▶ _Your task_: Track down each line that has the word "from" and copy it.

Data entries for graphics
* start *

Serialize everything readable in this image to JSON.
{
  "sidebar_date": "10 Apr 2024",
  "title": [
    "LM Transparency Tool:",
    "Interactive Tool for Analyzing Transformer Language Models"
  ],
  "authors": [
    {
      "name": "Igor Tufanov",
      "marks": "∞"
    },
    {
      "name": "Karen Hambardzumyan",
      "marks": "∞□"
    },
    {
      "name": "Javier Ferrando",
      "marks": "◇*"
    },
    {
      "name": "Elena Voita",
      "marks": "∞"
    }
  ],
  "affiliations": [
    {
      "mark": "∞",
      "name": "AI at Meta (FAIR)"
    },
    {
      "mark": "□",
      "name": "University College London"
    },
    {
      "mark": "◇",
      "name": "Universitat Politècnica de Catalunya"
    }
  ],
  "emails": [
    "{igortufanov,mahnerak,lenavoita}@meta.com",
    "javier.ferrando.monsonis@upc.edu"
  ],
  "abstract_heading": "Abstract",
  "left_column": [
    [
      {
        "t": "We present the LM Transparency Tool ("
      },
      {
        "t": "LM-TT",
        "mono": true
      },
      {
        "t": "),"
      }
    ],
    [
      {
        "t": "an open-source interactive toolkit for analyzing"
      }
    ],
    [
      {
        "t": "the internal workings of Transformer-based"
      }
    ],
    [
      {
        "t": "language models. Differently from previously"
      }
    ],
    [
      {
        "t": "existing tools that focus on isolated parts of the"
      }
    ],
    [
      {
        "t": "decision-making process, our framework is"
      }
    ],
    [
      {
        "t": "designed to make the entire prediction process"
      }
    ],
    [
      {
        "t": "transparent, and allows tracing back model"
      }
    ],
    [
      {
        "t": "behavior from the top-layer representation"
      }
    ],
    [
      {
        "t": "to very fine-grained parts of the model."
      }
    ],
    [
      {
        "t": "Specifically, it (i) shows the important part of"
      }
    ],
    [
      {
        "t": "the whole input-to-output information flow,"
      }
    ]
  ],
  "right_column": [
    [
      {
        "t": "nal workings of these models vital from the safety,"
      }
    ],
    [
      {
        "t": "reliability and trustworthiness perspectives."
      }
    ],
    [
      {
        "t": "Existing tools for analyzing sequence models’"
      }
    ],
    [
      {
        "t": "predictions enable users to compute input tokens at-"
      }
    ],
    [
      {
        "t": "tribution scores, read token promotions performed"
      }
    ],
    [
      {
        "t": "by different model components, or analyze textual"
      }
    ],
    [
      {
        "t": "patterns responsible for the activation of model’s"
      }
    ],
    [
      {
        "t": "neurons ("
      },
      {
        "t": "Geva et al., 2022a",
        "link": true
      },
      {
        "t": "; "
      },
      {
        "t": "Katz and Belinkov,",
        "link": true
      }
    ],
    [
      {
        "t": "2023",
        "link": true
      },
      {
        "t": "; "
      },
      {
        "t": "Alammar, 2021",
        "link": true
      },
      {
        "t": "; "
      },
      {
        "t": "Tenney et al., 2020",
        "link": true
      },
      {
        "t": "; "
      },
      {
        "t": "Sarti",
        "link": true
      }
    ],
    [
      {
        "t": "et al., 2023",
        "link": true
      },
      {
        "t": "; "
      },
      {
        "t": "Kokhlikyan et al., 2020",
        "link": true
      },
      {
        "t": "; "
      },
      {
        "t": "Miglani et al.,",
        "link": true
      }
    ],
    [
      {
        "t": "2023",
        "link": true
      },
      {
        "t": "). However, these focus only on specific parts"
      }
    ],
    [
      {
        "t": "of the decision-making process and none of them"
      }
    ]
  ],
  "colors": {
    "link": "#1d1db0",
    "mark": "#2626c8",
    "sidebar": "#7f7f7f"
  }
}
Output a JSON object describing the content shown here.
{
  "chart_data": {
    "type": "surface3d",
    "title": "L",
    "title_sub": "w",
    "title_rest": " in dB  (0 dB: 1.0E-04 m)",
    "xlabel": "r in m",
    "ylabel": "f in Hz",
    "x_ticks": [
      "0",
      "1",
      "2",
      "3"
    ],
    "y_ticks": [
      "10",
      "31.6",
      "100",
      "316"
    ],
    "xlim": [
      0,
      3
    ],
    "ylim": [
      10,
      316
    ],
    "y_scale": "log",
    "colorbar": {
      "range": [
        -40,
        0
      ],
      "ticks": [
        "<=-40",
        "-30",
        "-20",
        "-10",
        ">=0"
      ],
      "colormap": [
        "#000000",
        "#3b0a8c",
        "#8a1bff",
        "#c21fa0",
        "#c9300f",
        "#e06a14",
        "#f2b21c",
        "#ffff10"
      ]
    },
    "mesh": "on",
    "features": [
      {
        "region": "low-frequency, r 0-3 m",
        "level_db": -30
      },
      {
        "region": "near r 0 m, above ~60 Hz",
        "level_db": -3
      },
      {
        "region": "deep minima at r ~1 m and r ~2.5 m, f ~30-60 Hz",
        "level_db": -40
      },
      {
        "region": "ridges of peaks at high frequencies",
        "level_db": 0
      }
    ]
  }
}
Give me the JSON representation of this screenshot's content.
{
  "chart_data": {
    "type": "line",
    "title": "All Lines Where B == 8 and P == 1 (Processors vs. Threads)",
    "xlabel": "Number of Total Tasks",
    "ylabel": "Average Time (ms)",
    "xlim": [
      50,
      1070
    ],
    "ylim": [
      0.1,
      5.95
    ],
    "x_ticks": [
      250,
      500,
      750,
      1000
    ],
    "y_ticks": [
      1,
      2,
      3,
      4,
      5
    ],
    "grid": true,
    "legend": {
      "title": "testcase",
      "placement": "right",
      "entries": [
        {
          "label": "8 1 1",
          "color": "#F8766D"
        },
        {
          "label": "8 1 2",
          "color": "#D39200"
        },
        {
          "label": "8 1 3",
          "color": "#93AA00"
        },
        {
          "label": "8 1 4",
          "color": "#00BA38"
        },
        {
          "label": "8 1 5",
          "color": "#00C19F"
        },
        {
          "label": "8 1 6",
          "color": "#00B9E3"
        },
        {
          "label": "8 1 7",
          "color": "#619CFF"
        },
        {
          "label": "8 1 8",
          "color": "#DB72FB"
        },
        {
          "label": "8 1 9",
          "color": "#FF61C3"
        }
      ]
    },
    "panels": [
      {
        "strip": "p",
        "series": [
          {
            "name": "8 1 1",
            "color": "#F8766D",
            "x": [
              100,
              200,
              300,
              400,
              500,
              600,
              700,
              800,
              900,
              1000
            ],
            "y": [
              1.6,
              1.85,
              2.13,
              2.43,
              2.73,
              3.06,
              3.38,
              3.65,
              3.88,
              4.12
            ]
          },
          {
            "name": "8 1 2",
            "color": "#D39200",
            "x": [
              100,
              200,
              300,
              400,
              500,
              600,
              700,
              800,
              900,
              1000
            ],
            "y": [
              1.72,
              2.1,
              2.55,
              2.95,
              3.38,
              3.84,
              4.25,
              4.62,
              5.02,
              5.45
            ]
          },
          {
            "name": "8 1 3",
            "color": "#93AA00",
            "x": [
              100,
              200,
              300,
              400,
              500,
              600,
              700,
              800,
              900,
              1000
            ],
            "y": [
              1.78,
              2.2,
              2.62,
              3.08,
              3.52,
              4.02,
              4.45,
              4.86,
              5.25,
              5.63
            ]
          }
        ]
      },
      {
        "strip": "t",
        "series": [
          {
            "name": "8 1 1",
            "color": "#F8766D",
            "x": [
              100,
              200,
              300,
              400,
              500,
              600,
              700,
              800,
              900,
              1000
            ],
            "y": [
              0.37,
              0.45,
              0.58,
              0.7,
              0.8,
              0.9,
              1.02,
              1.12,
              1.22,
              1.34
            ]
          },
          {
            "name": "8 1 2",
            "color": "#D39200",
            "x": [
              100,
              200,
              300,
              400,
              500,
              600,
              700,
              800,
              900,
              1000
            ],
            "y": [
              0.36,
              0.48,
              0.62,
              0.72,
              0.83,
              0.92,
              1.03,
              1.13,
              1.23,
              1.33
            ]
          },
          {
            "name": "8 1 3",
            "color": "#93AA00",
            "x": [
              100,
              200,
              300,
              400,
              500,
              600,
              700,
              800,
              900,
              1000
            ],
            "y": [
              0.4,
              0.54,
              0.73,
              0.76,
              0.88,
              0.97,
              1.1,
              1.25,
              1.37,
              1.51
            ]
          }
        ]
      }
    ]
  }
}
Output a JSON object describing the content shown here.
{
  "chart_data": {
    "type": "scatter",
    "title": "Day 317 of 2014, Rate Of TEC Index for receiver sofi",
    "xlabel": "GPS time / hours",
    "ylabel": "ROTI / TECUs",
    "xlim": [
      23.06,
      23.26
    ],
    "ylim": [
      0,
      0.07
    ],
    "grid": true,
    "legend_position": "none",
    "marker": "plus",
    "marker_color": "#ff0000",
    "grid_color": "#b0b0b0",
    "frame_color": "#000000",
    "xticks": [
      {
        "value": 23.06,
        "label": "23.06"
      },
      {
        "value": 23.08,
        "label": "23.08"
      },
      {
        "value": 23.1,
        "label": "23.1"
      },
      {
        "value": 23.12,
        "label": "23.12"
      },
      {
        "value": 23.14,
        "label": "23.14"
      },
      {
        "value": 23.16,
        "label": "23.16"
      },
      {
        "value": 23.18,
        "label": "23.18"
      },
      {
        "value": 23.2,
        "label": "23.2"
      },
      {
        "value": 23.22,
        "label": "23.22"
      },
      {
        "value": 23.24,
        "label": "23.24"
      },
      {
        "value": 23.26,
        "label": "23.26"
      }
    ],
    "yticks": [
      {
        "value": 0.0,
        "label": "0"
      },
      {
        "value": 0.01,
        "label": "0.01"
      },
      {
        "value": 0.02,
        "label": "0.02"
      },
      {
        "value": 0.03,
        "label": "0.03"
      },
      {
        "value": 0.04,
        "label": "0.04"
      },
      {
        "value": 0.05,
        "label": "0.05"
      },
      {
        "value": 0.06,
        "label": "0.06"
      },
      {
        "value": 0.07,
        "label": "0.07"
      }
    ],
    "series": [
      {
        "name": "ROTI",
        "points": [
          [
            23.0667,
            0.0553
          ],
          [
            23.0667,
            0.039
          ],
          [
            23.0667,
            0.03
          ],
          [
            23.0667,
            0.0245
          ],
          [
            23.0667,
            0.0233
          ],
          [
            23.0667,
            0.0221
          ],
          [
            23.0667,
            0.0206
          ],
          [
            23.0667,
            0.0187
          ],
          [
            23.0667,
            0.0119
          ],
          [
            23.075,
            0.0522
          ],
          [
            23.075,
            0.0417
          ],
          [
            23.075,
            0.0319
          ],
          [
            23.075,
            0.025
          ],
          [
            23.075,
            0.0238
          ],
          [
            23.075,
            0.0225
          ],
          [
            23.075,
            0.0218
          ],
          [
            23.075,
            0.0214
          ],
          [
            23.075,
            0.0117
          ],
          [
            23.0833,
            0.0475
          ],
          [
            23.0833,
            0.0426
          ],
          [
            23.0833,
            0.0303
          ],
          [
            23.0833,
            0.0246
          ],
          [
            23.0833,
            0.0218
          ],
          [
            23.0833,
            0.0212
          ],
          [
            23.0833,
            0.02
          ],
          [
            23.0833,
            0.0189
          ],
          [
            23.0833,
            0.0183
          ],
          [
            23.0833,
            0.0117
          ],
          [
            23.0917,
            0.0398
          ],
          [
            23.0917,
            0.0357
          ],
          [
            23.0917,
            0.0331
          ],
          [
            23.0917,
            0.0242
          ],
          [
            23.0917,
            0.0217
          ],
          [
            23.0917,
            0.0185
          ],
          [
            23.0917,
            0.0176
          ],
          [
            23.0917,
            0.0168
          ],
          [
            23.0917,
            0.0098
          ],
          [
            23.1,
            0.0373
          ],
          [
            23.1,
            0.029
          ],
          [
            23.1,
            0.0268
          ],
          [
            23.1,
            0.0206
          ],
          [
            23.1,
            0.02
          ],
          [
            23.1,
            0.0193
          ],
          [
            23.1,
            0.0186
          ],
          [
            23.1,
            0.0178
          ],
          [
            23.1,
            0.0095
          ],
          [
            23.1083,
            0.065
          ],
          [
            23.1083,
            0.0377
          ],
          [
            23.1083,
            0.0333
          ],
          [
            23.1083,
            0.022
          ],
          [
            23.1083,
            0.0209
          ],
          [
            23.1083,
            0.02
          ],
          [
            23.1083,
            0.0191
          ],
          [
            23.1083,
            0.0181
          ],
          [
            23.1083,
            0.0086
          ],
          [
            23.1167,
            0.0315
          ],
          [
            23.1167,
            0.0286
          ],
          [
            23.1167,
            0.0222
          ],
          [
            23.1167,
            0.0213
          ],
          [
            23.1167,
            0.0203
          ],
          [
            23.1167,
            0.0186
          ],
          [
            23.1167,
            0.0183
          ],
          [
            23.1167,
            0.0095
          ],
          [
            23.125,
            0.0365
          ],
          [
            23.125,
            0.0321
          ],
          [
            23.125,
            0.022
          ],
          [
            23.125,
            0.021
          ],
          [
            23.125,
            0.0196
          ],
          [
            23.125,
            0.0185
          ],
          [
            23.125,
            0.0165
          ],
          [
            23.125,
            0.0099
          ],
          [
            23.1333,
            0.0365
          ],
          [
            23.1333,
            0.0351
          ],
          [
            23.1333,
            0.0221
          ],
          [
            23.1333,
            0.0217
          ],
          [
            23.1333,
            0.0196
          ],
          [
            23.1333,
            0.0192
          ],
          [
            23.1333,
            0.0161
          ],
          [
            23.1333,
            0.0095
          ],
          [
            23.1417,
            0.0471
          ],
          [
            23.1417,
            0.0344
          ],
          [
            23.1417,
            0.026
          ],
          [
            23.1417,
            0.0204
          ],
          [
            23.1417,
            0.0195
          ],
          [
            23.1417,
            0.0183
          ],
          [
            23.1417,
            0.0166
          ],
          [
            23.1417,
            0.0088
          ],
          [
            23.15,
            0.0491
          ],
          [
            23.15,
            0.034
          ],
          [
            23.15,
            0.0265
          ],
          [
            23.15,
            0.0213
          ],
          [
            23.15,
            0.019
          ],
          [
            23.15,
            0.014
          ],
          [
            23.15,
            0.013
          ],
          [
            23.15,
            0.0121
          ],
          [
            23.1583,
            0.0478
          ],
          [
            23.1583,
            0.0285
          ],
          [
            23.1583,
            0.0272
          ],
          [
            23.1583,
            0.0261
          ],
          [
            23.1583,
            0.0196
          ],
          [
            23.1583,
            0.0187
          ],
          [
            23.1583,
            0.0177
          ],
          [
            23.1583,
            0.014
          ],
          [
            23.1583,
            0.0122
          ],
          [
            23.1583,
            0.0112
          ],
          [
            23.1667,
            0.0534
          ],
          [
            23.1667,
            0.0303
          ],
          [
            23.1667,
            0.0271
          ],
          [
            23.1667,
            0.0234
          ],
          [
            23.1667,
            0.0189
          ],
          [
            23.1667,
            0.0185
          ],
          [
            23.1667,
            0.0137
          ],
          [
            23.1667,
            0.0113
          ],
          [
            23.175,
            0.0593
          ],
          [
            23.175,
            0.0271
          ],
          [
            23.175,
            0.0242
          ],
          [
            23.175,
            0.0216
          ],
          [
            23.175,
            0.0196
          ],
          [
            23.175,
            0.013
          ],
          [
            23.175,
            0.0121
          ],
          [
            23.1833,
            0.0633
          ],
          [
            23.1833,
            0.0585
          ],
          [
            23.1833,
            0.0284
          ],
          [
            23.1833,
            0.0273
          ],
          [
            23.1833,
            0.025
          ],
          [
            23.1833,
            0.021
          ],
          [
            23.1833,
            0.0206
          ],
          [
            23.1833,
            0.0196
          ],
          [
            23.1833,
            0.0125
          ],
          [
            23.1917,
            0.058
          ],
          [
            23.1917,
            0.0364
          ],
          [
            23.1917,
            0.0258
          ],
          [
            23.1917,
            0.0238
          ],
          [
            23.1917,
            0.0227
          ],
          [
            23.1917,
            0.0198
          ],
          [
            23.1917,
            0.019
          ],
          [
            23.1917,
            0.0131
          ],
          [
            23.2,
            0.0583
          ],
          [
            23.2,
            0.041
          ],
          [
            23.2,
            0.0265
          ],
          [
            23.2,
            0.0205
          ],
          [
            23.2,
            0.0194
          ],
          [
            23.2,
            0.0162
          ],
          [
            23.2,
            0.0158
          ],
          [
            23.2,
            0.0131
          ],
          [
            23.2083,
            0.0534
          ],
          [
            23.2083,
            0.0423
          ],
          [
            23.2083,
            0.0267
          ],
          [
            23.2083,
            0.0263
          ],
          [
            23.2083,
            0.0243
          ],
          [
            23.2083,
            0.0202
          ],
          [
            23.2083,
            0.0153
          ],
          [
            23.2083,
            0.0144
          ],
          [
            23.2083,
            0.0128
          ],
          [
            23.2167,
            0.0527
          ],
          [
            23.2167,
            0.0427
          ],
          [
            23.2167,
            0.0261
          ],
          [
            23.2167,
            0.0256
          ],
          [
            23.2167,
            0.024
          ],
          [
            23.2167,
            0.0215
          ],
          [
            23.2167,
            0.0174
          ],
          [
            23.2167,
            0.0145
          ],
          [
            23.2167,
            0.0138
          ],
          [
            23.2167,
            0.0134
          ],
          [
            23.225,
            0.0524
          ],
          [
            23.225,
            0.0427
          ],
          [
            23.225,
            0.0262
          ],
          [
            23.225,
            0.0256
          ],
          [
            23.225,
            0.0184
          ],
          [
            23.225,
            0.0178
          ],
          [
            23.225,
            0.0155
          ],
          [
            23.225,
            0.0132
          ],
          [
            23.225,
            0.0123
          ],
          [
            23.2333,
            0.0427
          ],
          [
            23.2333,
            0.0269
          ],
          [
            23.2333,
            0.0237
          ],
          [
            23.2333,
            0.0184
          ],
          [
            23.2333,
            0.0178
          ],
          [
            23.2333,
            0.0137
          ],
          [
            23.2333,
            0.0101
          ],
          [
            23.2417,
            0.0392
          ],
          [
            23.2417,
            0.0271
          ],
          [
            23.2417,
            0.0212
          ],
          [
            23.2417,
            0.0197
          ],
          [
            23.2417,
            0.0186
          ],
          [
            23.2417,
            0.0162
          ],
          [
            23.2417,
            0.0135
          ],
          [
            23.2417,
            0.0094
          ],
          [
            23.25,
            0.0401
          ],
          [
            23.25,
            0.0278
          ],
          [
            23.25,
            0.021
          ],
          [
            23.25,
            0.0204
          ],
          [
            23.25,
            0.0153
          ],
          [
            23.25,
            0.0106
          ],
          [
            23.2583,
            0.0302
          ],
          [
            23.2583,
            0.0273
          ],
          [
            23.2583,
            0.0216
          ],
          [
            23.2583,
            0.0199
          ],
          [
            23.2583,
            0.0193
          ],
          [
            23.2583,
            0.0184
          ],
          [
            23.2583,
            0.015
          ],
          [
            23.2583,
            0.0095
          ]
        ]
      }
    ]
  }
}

* end *

▶ _Result of this task_:
        "t": "language models. Differently from previously"
        "t": "behavior from the top-layer representation"
        "t": "nal workings of these models vital from the safety,"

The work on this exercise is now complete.